### Aim
Give every line from the entries that contains "Григорьевская".

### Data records
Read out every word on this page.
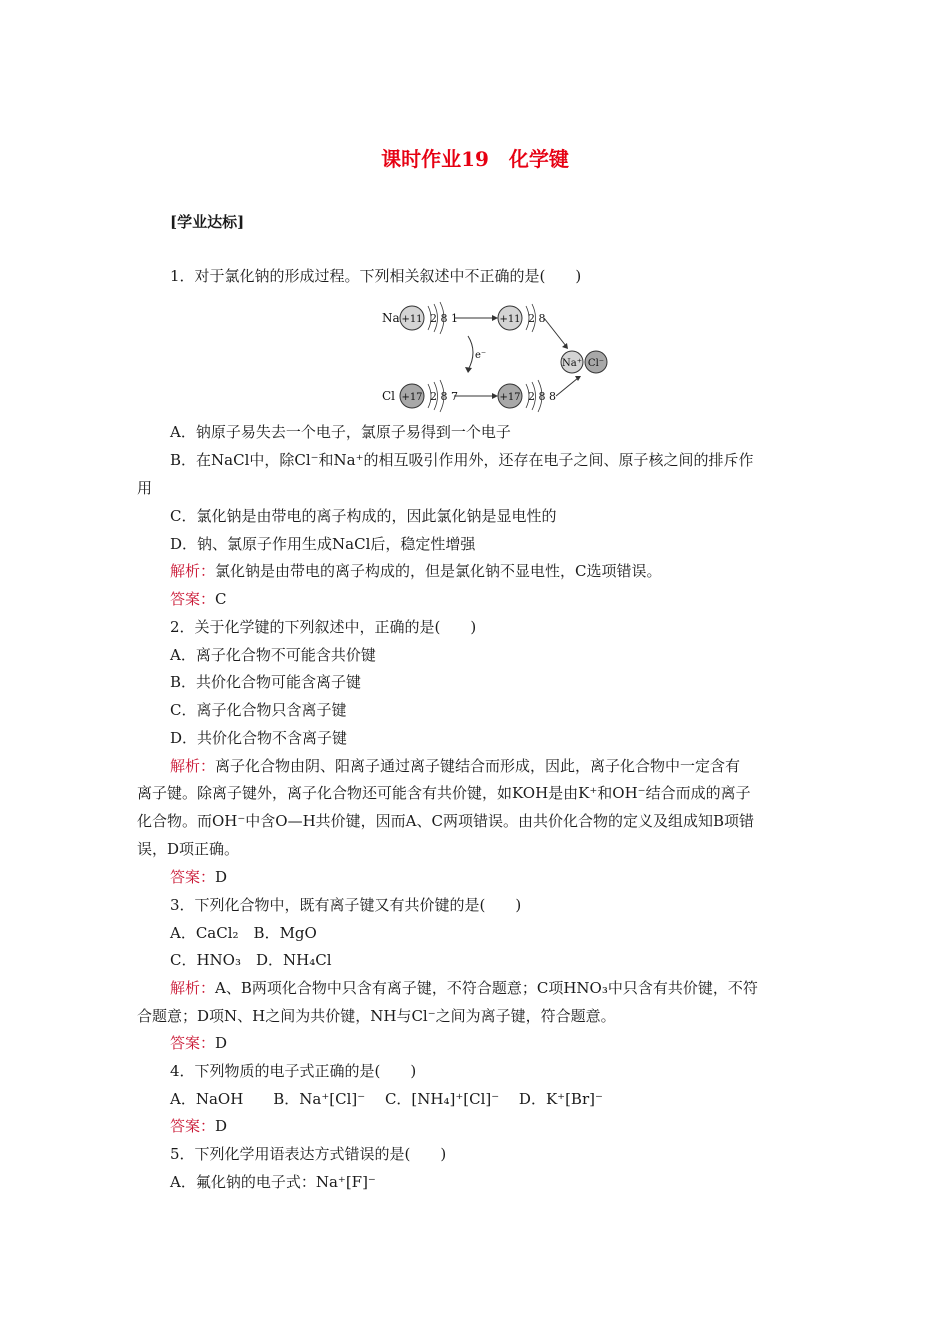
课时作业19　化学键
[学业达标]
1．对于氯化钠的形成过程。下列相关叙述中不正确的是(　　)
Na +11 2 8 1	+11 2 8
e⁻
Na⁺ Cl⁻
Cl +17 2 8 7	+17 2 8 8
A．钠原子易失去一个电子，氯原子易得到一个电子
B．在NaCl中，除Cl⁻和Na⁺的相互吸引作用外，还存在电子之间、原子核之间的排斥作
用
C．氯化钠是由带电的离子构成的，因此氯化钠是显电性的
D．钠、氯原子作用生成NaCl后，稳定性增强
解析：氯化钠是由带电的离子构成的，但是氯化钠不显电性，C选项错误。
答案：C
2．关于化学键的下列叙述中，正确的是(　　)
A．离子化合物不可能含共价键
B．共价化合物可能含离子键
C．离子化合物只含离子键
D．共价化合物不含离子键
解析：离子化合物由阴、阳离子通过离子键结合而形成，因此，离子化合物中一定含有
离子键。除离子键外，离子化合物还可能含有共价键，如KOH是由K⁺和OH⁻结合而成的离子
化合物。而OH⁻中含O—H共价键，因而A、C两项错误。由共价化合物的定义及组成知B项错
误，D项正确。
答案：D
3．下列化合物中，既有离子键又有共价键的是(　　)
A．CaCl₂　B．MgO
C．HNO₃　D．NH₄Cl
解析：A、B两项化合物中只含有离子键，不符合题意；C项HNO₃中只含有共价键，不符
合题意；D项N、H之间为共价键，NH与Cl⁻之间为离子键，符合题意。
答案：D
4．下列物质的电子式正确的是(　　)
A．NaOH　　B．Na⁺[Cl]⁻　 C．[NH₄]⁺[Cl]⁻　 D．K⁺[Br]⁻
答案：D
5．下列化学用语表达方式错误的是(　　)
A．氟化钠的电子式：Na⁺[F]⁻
---
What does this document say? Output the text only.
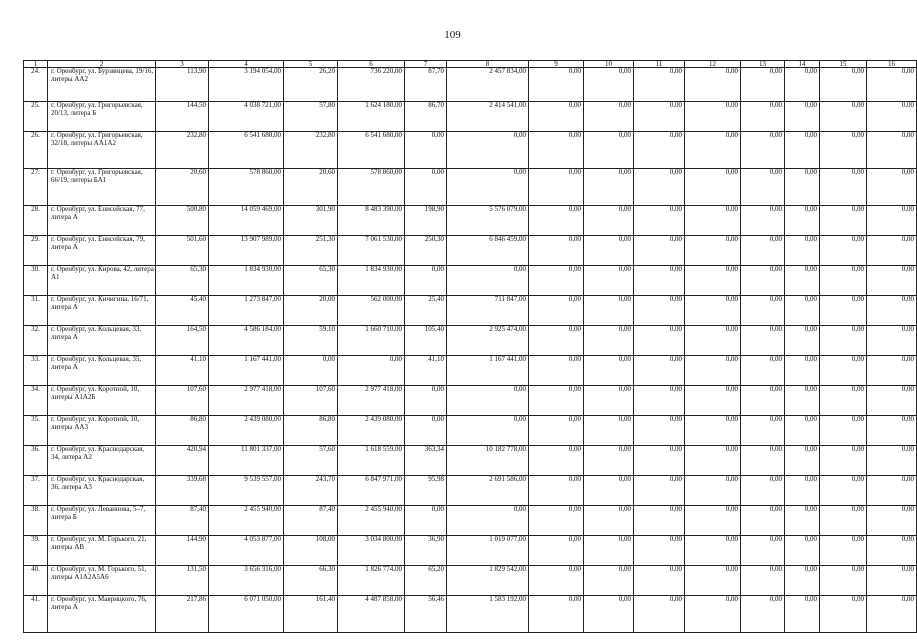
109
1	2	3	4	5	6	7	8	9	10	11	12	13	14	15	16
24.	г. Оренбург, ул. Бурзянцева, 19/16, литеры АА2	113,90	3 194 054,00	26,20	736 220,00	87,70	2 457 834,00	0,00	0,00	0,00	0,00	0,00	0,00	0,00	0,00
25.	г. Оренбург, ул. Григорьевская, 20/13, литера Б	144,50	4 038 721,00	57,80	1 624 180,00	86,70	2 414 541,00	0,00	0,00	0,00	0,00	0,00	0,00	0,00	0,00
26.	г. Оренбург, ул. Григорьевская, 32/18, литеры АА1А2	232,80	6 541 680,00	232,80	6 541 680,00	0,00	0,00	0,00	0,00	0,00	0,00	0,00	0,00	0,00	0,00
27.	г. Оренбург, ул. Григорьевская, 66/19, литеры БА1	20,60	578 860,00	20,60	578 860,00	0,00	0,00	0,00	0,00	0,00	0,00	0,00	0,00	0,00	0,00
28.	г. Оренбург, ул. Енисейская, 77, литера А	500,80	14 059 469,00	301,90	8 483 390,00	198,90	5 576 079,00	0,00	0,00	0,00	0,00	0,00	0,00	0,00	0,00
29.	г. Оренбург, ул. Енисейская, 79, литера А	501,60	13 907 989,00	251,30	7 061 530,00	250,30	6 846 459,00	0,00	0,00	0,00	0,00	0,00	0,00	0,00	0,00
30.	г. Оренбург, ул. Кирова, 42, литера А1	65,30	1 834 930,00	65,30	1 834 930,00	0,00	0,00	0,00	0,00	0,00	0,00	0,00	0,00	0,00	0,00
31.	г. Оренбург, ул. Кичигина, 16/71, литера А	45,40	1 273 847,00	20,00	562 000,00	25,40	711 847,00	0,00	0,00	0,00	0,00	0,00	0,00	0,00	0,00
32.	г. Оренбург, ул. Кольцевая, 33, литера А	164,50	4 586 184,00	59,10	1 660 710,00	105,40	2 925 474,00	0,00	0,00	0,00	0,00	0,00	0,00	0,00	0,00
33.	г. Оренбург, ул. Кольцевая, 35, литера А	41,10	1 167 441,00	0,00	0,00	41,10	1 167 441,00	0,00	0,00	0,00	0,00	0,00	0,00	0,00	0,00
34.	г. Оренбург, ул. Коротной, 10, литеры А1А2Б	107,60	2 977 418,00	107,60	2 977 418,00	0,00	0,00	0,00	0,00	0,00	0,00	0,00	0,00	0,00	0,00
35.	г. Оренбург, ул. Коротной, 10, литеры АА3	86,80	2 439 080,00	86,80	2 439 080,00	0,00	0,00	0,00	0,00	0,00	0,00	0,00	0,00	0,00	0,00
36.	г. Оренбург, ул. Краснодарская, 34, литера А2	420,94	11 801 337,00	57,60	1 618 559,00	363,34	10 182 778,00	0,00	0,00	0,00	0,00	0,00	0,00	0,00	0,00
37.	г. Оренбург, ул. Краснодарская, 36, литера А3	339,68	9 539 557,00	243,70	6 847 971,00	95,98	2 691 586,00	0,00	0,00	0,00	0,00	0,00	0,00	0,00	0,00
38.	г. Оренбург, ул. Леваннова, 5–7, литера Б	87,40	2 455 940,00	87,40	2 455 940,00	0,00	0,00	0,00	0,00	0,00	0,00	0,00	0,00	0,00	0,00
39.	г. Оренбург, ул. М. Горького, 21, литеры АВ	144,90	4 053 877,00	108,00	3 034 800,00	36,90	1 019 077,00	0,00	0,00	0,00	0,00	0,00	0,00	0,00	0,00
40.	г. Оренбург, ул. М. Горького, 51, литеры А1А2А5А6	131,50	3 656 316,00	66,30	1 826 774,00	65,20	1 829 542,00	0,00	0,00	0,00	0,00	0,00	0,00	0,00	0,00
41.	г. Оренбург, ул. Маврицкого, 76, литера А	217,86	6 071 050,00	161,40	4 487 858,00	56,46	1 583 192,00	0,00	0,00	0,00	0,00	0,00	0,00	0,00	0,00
==
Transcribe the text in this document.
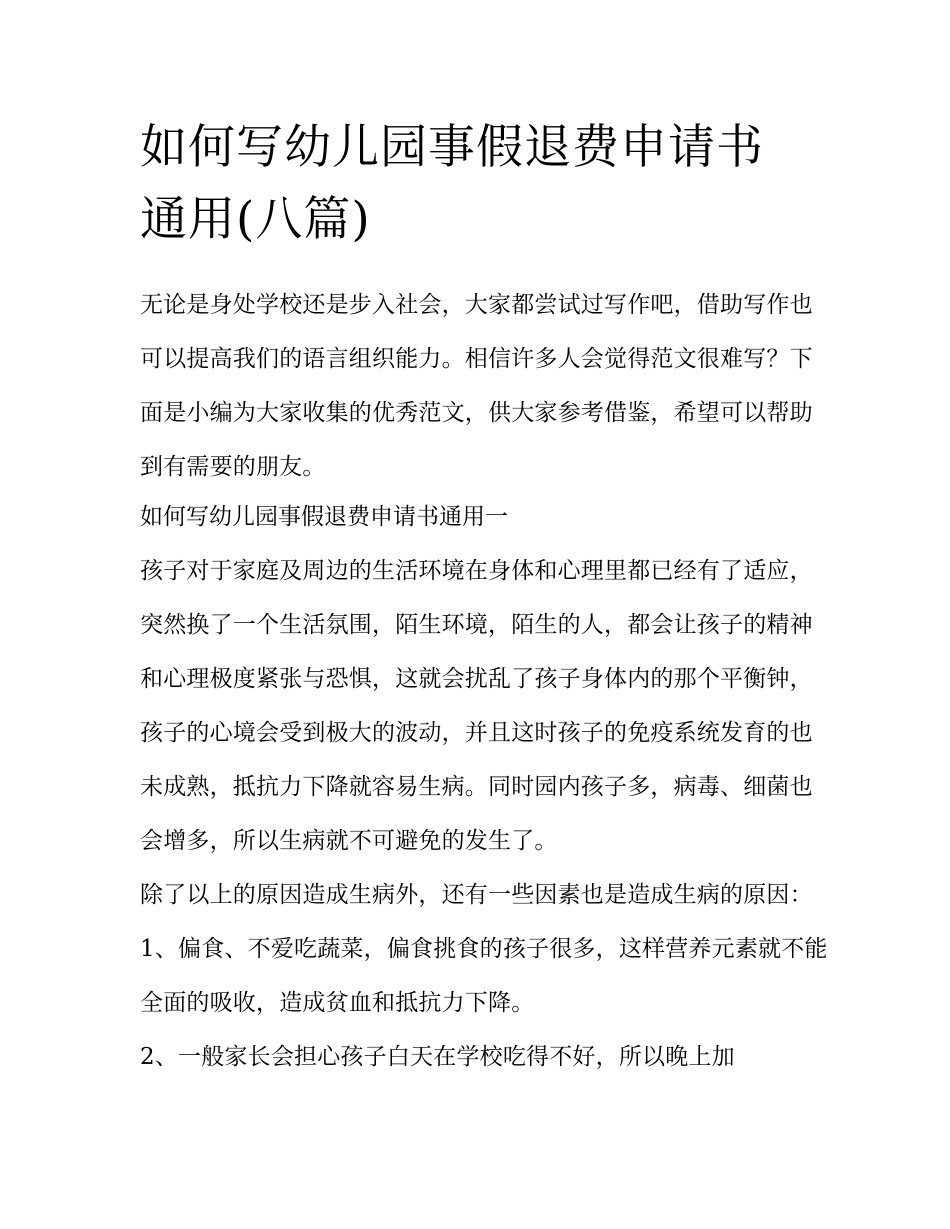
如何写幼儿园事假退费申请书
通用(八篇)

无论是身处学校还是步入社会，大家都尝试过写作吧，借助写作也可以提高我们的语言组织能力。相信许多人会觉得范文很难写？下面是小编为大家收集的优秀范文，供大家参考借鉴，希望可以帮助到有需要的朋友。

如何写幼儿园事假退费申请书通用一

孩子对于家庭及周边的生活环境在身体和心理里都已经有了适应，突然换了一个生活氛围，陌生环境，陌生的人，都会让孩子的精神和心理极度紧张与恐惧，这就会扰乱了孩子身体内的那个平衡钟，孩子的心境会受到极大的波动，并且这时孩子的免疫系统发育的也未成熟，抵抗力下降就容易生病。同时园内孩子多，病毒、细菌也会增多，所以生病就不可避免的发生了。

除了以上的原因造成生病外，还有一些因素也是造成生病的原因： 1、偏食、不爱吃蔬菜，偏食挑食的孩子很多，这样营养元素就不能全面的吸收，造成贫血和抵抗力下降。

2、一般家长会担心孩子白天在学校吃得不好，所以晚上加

### Response for this exercise
25.	г. Оренбург, ул. Григорьевская, 20/13, литера Б	144,50	4 038 721,00	57,80	1 624 180,00	86,70	2 414 541,00	0,00	0,00	0,00	0,00	0,00	0,00	0,00	0,00
26.	г. Оренбург, ул. Григорьевская, 32/18, литеры АА1А2	232,80	6 541 680,00	232,80	6 541 680,00	0,00	0,00	0,00	0,00	0,00	0,00	0,00	0,00	0,00	0,00
27.	г. Оренбург, ул. Григорьевская, 66/19, литеры БА1	20,60	578 860,00	20,60	578 860,00	0,00	0,00	0,00	0,00	0,00	0,00	0,00	0,00	0,00	0,00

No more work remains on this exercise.